AVEX - Animal Vocalization Encoder Library Documentation

Getting Started

What is AVEX?

The Animal Vocalization Encoder library AVEX is an API for model loading and inference, and a Python-based system for training and evaluating bioacoustics representation learning models.

It provides:

  • Unified API for loading and using pre-trained audio models

  • Model Registry for managing model configurations

  • Plugin Architecture for custom model registration

  • Training and Evaluation tools for bioacoustics tasks

  • Embedding Extraction capabilities for downstream tasks

Quick Start

Basic Usage

from avex import list_models, load_model, describe_model

# List available models (prints table and returns dict)
models = list_models()  # Prints table + returns dict with detailed info
print(f"Available models: {list(models.keys())}")

# Get detailed information about a model
describe_model("esp_aves2_naturelm_audio_v1_beats", verbose=True)
# Shows: model type, whether it has a trained classifier, number of classes, usage examples

# Load a pre-trained model with checkpoint (num_classes extracted automatically)
model = load_model("esp_aves2_sl_beats_all", device="cpu")

# For a new task, load a backbone and attach a probe head (classifier)
base = load_model("esp_aves2_naturelm_audio_v1_beats", return_features_only=True, device="cpu")

# Load for embedding extraction (returns unpooled features)
model = load_model("esp_aves2_naturelm_audio_v1_beats", return_features_only=True, device="cpu")
# Returns (batch, time_steps, 768) for BEATs instead of classification logits

Probes (Heads on Top of Backbones)

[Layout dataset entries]
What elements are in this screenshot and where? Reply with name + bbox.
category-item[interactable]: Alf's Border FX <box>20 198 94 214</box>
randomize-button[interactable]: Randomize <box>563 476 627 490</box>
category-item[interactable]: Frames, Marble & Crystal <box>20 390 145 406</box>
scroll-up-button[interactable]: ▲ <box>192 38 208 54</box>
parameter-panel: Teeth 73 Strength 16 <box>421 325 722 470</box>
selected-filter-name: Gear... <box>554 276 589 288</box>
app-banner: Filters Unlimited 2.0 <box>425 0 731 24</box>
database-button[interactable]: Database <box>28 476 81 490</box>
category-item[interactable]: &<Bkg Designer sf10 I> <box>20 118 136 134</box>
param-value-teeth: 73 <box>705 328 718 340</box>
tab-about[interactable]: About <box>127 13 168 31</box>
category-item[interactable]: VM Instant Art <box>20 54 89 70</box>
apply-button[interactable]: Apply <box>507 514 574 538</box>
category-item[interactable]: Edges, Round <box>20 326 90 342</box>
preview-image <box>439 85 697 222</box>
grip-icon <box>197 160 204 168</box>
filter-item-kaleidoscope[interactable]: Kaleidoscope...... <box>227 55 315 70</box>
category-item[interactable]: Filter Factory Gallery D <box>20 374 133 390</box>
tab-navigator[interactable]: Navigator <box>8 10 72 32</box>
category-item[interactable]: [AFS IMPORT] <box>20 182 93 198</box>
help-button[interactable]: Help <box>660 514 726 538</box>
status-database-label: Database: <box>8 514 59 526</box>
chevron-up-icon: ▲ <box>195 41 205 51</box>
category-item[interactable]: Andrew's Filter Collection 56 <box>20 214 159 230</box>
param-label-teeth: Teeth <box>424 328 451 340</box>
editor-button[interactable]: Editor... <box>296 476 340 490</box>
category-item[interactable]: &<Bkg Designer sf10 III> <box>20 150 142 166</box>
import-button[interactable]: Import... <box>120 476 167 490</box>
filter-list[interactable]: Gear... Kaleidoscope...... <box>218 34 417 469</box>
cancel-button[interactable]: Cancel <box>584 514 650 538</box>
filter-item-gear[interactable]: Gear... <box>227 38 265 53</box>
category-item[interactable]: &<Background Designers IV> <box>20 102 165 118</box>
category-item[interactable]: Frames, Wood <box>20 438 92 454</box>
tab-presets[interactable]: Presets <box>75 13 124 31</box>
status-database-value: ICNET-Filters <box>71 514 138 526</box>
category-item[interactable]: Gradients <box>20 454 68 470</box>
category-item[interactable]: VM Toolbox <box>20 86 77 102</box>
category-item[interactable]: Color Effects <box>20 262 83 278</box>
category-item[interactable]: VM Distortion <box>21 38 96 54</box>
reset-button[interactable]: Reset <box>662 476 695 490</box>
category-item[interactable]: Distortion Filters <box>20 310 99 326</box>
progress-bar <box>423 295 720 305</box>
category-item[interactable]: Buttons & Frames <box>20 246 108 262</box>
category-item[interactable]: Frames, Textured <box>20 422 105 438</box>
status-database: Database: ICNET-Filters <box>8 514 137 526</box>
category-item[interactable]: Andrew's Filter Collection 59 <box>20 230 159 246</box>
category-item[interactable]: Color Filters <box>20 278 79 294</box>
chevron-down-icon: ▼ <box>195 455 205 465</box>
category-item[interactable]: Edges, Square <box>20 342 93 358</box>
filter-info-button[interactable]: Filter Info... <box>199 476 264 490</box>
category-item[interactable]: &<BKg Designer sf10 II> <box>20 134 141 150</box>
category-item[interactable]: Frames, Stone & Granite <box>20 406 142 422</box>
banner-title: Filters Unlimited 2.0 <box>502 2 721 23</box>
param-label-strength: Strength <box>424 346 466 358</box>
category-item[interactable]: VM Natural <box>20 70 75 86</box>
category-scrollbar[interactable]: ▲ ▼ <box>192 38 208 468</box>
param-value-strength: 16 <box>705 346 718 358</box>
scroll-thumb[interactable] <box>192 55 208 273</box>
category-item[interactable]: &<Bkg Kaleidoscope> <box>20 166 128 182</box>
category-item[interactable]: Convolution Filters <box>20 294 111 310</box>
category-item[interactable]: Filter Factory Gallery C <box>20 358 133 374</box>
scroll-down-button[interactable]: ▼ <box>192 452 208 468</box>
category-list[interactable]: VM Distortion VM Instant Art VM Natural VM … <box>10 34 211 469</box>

JOBS =
A - Reproduce the AVEX documentation word for word, everything from "# List available" down to "(num_classes extracted automatically)".
B - Render this sentence from the AVEX documentation in Spanish: "The Animal Vocalization Encoder library AVEX is an API for model loading and inference, and a Python-based system for training and evaluating bioacoustics representation learning models."

ANSWERS FOR THIS EXERCISE =
A -
# List available models (prints table and returns dict)
models = list_models()  # Prints table + returns dict with detailed info
print(f"Available models: {list(models.keys())}")

# Get detailed information about a model
describe_model("esp_aves2_naturelm_audio_v1_beats", verbose=True)
# Shows: model type, whether it has a trained classifier, number of classes, usage examples

# Load a pre-trained model with checkpoint (num_classes extracted automatically)

B - La biblioteca Animal Vocalization Encoder, AVEX, es una API para la carga de modelos y la inferencia, y un sistema basado en Python para entrenar y evaluar modelos de aprendizaje de representaciones bioacústicas.